# [SOURCE MATERIAL]
"""

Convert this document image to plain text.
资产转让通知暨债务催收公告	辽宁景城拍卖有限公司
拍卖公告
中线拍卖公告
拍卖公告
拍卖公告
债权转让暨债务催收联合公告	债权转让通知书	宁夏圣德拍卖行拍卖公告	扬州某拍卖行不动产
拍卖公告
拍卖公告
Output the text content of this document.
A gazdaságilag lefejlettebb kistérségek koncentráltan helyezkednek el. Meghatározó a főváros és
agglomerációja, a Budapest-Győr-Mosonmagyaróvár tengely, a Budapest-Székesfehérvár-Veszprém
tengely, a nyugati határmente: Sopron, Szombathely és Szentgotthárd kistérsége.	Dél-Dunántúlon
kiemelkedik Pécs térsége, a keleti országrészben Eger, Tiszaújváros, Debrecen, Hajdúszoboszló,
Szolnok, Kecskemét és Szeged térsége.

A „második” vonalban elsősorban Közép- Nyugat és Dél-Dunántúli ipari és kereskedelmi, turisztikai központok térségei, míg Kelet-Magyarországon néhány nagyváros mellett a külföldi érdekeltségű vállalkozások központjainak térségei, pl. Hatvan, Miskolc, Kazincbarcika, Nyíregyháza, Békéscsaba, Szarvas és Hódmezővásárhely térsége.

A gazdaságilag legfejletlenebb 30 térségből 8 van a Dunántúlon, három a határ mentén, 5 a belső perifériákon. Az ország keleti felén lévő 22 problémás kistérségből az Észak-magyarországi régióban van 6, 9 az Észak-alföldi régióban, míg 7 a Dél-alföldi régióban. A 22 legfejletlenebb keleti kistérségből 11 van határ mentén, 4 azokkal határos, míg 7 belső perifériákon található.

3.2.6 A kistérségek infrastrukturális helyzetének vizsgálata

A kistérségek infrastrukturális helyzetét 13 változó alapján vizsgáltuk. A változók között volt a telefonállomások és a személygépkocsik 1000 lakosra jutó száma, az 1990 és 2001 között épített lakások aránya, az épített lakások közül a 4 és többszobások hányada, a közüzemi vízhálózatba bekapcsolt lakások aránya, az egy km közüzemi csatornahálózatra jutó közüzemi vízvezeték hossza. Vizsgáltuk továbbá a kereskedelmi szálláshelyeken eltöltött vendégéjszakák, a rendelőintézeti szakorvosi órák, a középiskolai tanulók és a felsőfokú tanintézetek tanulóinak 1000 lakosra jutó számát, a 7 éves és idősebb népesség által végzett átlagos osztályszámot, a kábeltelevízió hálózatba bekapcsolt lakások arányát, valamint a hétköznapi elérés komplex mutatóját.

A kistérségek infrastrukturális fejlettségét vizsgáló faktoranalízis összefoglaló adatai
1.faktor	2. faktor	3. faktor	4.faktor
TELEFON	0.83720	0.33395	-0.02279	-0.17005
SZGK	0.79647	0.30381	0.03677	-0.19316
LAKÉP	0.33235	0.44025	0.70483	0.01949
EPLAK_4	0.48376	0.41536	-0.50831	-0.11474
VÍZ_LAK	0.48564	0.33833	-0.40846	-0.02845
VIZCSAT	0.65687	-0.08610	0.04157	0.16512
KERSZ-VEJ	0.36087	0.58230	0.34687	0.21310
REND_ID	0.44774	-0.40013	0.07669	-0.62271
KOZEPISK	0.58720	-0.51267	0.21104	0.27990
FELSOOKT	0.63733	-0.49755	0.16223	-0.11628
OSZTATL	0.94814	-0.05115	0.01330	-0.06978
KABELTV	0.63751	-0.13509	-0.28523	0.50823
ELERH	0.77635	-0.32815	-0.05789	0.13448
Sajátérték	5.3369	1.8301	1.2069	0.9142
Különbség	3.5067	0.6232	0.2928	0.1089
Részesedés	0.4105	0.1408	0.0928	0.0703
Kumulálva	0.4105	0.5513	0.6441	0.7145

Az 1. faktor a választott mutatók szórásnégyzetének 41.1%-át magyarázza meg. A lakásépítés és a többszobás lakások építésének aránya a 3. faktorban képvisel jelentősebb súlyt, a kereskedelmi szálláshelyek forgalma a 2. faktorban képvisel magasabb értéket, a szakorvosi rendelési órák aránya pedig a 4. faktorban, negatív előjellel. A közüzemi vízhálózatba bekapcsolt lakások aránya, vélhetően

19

"""

# [WHAT IS NEEDED]
Exactly reproduce every record.

# [COMPLETE ANSWER]
Convert this document image to plain text.
资产转让通知暨债务催收公告	辽宁景城拍卖有限公司
拍卖公告
中线拍卖公告
拍卖公告
拍卖公告
债权转让暨债务催收联合公告	债权转让通知书	宁夏圣德拍卖行拍卖公告	扬州某拍卖行不动产
拍卖公告
拍卖公告
Output the text content of this document.
A gazdaságilag lefejlettebb kistérségek koncentráltan helyezkednek el. Meghatározó a főváros és
agglomerációja, a Budapest-Győr-Mosonmagyaróvár tengely, a Budapest-Székesfehérvár-Veszprém
tengely, a nyugati határmente: Sopron, Szombathely és Szentgotthárd kistérsége.	Dél-Dunántúlon
kiemelkedik Pécs térsége, a keleti országrészben Eger, Tiszaújváros, Debrecen, Hajdúszoboszló,
Szolnok, Kecskemét és Szeged térsége.

A „második” vonalban elsősorban Közép- Nyugat és Dél-Dunántúli ipari és kereskedelmi, turisztikai központok térségei, míg Kelet-Magyarországon néhány nagyváros mellett a külföldi érdekeltségű vállalkozások központjainak térségei, pl. Hatvan, Miskolc, Kazincbarcika, Nyíregyháza, Békéscsaba, Szarvas és Hódmezővásárhely térsége.

A gazdaságilag legfejletlenebb 30 térségből 8 van a Dunántúlon, három a határ mentén, 5 a belső perifériákon. Az ország keleti felén lévő 22 problémás kistérségből az Észak-magyarországi régióban van 6, 9 az Észak-alföldi régióban, míg 7 a Dél-alföldi régióban. A 22 legfejletlenebb keleti kistérségből 11 van határ mentén, 4 azokkal határos, míg 7 belső perifériákon található.

3.2.6 A kistérségek infrastrukturális helyzetének vizsgálata

A kistérségek infrastrukturális helyzetét 13 változó alapján vizsgáltuk. A változók között volt a telefonállomások és a személygépkocsik 1000 lakosra jutó száma, az 1990 és 2001 között épített lakások aránya, az épített lakások közül a 4 és többszobások hányada, a közüzemi vízhálózatba bekapcsolt lakások aránya, az egy km közüzemi csatornahálózatra jutó közüzemi vízvezeték hossza. Vizsgáltuk továbbá a kereskedelmi szálláshelyeken eltöltött vendégéjszakák, a rendelőintézeti szakorvosi órák, a középiskolai tanulók és a felsőfokú tanintézetek tanulóinak 1000 lakosra jutó számát, a 7 éves és idősebb népesség által végzett átlagos osztályszámot, a kábeltelevízió hálózatba bekapcsolt lakások arányát, valamint a hétköznapi elérés komplex mutatóját.

A kistérségek infrastrukturális fejlettségét vizsgáló faktoranalízis összefoglaló adatai
1.faktor	2. faktor	3. faktor	4.faktor
TELEFON	0.83720	0.33395	-0.02279	-0.17005
SZGK	0.79647	0.30381	0.03677	-0.19316
LAKÉP	0.33235	0.44025	0.70483	0.01949
EPLAK_4	0.48376	0.41536	-0.50831	-0.11474
VÍZ_LAK	0.48564	0.33833	-0.40846	-0.02845
VIZCSAT	0.65687	-0.08610	0.04157	0.16512
KERSZ-VEJ	0.36087	0.58230	0.34687	0.21310
REND_ID	0.44774	-0.40013	0.07669	-0.62271
KOZEPISK	0.58720	-0.51267	0.21104	0.27990
FELSOOKT	0.63733	-0.49755	0.16223	-0.11628
OSZTATL	0.94814	-0.05115	0.01330	-0.06978
KABELTV	0.63751	-0.13509	-0.28523	0.50823
ELERH	0.77635	-0.32815	-0.05789	0.13448
Sajátérték	5.3369	1.8301	1.2069	0.9142
Különbség	3.5067	0.6232	0.2928	0.1089
Részesedés	0.4105	0.1408	0.0928	0.0703
Kumulálva	0.4105	0.5513	0.6441	0.7145

Az 1. faktor a választott mutatók szórásnégyzetének 41.1%-át magyarázza meg. A lakásépítés és a többszobás lakások építésének aránya a 3. faktorban képvisel jelentősebb súlyt, a kereskedelmi szálláshelyek forgalma a 2. faktorban képvisel magasabb értéket, a szakorvosi rendelési órák aránya pedig a 4. faktorban, negatív előjellel. A közüzemi vízhálózatba bekapcsolt lakások aránya, vélhetően

19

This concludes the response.